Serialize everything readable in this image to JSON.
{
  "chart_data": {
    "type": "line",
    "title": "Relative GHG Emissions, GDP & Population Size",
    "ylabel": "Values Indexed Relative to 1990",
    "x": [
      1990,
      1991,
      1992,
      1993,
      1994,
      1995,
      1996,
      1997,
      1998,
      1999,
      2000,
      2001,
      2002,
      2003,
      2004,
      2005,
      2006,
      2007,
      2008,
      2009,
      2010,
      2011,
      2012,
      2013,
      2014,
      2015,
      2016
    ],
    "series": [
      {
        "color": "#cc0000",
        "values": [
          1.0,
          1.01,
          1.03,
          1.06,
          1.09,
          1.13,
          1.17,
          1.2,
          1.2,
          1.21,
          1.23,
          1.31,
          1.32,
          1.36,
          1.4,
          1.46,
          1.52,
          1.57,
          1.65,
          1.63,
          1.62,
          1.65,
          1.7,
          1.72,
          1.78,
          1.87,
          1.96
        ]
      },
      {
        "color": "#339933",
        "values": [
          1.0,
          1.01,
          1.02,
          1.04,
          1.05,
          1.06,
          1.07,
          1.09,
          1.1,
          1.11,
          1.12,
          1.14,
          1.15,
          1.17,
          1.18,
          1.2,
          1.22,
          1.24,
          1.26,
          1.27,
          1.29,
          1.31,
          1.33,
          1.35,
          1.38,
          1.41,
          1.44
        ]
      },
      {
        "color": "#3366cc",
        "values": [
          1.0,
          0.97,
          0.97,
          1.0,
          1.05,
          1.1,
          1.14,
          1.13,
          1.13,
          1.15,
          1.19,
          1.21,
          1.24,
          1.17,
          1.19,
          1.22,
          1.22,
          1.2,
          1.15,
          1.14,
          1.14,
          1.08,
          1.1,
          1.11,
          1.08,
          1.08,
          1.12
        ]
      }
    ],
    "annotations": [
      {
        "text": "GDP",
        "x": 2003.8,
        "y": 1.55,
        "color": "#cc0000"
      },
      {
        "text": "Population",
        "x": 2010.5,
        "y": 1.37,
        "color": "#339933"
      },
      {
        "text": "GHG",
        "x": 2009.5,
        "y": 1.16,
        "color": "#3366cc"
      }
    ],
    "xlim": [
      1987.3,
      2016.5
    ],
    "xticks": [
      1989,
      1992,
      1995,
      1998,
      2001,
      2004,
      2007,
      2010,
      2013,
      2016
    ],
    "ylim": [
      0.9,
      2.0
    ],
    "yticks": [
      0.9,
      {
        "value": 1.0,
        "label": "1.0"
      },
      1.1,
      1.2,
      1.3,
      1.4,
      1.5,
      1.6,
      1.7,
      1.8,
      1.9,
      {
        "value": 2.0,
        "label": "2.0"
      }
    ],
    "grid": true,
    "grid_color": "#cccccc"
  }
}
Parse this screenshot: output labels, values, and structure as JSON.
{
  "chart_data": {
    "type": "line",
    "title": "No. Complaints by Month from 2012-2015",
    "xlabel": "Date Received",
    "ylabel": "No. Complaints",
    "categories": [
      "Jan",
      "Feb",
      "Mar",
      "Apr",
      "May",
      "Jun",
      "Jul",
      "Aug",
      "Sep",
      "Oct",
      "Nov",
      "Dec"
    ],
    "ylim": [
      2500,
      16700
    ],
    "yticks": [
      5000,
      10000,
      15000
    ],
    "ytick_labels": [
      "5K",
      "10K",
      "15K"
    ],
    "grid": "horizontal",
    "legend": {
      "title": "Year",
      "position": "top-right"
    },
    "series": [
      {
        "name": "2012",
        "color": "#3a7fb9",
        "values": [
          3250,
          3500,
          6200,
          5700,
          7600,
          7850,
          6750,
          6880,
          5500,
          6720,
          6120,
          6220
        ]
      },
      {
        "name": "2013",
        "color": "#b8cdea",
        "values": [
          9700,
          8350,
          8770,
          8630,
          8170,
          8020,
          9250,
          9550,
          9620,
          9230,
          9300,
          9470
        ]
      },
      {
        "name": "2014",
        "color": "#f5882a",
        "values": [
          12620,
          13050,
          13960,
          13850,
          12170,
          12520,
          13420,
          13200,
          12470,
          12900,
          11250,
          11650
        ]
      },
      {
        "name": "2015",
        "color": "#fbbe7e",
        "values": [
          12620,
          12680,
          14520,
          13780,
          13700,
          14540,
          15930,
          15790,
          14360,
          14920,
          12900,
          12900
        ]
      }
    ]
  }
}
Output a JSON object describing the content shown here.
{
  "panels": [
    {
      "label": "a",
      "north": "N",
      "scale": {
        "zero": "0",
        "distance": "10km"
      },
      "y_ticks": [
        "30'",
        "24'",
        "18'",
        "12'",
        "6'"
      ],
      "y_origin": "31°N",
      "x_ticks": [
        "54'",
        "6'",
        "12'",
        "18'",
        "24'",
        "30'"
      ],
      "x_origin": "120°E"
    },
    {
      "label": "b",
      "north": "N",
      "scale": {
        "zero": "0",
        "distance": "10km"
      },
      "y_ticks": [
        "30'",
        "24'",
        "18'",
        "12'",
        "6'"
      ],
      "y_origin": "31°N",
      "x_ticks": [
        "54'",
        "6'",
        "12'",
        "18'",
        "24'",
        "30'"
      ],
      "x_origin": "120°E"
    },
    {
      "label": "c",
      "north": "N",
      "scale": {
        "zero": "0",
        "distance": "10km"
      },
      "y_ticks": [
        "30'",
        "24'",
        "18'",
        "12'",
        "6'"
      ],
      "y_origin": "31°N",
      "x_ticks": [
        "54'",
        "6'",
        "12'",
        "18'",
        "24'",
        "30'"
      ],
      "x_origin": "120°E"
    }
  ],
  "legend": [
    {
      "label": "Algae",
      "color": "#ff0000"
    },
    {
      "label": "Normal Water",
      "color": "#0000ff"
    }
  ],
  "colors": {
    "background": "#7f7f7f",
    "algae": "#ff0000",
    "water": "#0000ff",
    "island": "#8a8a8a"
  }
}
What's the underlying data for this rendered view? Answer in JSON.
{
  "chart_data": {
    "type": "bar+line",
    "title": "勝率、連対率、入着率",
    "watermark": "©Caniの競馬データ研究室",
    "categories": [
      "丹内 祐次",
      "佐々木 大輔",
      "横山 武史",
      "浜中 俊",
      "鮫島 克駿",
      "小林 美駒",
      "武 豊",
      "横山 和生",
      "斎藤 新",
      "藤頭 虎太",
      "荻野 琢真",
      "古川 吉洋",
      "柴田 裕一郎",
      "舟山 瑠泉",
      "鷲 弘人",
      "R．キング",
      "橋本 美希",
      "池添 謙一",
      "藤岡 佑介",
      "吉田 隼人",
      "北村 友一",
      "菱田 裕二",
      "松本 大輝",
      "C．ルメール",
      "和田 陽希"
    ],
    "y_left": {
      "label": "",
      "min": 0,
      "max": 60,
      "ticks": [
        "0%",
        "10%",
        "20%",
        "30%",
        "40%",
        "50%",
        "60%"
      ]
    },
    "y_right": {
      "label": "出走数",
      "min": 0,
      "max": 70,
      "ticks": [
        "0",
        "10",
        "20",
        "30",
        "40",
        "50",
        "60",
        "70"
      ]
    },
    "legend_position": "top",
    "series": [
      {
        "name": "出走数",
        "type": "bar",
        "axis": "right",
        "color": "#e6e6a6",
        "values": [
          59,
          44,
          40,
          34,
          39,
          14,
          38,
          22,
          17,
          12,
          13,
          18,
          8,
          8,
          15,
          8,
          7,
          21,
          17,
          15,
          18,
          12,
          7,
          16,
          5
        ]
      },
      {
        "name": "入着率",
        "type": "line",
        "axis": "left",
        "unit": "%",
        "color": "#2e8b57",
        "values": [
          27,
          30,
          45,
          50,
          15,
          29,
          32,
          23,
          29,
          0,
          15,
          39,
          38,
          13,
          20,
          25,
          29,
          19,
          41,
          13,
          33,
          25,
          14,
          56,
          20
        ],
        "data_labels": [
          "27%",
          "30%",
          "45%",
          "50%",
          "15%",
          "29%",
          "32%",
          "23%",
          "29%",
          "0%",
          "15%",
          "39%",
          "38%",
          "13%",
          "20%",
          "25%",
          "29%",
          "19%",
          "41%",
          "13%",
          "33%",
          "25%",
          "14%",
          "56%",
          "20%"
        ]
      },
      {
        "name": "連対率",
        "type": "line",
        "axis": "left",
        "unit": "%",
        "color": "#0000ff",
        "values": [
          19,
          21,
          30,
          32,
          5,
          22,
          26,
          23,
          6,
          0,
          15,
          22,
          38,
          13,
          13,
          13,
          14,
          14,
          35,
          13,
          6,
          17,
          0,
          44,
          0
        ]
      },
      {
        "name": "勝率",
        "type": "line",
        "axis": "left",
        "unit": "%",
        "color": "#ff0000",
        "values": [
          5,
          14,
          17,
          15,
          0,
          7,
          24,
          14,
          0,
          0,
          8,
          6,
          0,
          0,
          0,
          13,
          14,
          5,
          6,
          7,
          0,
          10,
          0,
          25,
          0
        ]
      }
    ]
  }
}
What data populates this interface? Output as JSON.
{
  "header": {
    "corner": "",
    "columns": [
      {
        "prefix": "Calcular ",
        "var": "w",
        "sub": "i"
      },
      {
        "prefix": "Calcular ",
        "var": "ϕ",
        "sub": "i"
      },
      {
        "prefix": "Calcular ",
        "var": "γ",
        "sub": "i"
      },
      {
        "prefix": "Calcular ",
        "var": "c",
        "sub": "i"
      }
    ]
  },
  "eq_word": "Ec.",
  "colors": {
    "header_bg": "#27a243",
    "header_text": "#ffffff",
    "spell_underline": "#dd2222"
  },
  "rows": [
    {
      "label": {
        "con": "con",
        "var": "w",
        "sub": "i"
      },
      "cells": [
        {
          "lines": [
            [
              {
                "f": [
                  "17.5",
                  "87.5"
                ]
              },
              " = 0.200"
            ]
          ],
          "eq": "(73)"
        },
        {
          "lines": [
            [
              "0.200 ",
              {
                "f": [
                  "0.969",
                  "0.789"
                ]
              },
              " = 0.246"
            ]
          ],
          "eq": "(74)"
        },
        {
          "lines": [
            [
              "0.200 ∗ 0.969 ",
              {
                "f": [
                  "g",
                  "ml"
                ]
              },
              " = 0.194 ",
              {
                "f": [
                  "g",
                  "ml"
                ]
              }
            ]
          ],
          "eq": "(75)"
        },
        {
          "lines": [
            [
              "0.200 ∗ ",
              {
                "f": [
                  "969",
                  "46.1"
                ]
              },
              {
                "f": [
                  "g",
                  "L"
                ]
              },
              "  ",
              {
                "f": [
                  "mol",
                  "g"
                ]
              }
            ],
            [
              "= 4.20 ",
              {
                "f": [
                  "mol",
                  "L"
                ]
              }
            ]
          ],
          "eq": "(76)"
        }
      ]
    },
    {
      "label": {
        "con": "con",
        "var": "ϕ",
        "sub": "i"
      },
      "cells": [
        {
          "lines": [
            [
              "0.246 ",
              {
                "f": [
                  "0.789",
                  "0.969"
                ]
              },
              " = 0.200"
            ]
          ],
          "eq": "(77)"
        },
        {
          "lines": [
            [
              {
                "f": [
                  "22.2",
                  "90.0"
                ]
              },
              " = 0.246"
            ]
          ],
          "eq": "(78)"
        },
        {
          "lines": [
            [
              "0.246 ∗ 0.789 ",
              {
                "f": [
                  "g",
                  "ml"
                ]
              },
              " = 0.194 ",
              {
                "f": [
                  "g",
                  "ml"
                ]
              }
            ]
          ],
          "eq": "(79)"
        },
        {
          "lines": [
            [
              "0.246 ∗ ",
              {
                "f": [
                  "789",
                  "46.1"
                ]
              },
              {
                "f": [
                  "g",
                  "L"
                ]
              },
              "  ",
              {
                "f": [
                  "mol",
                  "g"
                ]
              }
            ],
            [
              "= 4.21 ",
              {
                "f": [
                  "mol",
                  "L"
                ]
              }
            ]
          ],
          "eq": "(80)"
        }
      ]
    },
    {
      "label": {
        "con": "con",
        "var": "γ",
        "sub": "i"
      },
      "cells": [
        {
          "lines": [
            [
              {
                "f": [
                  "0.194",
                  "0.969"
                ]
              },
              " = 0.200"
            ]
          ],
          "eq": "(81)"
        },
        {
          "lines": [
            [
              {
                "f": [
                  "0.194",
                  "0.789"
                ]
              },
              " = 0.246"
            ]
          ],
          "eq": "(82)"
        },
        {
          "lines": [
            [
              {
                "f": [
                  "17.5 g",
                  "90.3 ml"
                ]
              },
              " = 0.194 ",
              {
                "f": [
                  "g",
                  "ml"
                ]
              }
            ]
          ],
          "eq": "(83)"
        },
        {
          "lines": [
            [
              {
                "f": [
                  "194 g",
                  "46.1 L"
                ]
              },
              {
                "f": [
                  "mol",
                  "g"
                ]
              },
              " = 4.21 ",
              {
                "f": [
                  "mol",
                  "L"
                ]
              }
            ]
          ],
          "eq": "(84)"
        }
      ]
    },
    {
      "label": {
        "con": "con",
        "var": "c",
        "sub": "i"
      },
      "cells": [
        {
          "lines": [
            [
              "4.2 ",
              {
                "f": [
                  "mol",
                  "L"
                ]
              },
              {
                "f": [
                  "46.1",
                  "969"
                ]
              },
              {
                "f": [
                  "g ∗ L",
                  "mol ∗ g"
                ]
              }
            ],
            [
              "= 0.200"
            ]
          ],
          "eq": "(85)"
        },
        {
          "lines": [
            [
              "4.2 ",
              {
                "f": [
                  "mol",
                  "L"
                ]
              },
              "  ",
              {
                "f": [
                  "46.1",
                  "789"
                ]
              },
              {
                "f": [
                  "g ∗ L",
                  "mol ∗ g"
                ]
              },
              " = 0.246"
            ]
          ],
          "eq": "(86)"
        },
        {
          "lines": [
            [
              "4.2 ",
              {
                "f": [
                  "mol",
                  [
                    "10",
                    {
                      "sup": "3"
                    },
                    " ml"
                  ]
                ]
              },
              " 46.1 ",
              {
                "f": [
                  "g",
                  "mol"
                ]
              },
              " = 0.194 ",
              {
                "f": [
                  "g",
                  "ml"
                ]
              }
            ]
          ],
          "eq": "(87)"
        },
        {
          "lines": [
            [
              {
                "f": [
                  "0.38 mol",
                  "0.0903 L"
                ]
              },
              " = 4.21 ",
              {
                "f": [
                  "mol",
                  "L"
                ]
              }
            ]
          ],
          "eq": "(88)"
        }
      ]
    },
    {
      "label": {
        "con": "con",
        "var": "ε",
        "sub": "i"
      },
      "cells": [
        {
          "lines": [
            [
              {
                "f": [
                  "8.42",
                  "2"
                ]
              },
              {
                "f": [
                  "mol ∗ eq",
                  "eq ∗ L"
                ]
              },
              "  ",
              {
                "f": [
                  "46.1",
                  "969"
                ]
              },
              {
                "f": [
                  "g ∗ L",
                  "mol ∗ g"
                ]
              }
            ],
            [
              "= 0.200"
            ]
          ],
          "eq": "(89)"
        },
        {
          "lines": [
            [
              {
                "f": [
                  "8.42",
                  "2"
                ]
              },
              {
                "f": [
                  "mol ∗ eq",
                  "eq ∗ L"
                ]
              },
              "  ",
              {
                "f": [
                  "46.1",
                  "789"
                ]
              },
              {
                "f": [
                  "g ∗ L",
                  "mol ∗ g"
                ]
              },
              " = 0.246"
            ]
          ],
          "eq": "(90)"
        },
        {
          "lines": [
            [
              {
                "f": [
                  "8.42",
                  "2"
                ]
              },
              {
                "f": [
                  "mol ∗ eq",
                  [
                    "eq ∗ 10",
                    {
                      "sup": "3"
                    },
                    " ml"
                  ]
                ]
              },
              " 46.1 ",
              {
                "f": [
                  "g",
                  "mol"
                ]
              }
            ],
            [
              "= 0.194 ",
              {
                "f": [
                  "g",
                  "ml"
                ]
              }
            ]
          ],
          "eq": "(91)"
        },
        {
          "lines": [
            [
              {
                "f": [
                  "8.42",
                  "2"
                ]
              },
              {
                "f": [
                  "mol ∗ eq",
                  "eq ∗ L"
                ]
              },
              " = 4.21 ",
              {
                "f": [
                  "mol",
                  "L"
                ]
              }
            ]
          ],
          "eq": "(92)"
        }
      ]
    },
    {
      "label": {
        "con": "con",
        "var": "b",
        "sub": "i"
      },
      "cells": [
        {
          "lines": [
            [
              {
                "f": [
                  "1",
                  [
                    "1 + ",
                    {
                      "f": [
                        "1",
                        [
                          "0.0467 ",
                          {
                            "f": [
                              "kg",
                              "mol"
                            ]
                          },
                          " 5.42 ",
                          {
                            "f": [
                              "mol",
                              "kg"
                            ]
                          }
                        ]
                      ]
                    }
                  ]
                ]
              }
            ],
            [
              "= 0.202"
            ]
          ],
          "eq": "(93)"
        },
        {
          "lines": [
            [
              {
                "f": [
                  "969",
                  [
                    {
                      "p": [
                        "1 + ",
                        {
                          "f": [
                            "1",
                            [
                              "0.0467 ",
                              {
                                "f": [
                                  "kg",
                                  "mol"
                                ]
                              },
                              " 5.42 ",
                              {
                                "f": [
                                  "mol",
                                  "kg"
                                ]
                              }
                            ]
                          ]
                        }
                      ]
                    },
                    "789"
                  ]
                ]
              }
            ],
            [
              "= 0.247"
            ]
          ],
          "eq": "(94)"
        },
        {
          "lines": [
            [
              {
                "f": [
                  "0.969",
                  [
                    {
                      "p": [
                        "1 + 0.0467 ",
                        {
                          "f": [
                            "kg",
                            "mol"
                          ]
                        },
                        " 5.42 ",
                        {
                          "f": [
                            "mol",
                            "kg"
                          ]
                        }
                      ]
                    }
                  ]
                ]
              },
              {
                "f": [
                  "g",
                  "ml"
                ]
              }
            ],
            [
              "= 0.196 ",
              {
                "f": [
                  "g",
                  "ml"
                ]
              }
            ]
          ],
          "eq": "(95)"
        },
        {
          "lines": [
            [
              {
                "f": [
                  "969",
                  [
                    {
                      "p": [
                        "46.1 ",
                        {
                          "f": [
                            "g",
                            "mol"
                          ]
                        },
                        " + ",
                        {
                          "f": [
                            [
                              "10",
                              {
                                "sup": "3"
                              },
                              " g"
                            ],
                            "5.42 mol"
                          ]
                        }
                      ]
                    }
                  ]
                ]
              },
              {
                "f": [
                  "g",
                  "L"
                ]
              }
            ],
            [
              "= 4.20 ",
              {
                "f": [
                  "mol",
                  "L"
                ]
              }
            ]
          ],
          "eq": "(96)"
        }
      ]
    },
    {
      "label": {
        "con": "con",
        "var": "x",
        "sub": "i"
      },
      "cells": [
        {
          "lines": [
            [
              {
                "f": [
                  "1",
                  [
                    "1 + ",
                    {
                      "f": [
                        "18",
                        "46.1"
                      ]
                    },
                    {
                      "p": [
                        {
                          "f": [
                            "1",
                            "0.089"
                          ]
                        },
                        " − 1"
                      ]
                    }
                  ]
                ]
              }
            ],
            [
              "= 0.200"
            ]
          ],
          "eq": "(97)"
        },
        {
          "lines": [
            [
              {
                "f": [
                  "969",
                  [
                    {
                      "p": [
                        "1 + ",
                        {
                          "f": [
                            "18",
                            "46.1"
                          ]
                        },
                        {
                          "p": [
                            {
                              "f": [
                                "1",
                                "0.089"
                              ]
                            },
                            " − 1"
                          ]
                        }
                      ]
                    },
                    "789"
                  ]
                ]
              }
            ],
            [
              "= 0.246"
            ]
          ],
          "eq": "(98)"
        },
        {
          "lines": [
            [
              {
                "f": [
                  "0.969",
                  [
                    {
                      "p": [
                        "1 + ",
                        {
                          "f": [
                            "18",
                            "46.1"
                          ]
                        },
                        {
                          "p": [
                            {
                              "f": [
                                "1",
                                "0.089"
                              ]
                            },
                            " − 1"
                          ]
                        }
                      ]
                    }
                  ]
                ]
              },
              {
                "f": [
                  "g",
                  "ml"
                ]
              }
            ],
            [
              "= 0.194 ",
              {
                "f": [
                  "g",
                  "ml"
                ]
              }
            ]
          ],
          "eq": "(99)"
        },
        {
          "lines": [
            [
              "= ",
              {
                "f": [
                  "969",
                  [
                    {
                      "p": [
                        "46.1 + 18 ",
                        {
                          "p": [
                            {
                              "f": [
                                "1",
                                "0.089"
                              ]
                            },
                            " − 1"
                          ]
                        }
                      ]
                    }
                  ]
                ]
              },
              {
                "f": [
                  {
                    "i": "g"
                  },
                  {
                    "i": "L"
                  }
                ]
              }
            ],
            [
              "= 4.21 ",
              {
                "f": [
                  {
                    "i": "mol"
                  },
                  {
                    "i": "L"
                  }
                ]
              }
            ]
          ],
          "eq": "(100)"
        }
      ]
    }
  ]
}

○ ○ ○ ○ ○

Aim of the exercise: For each line above that contains the word "What", copy that line.

Expected answer:
What's the underlying data for this rendered view? Answer in JSON.
What data populates this interface? Output as JSON.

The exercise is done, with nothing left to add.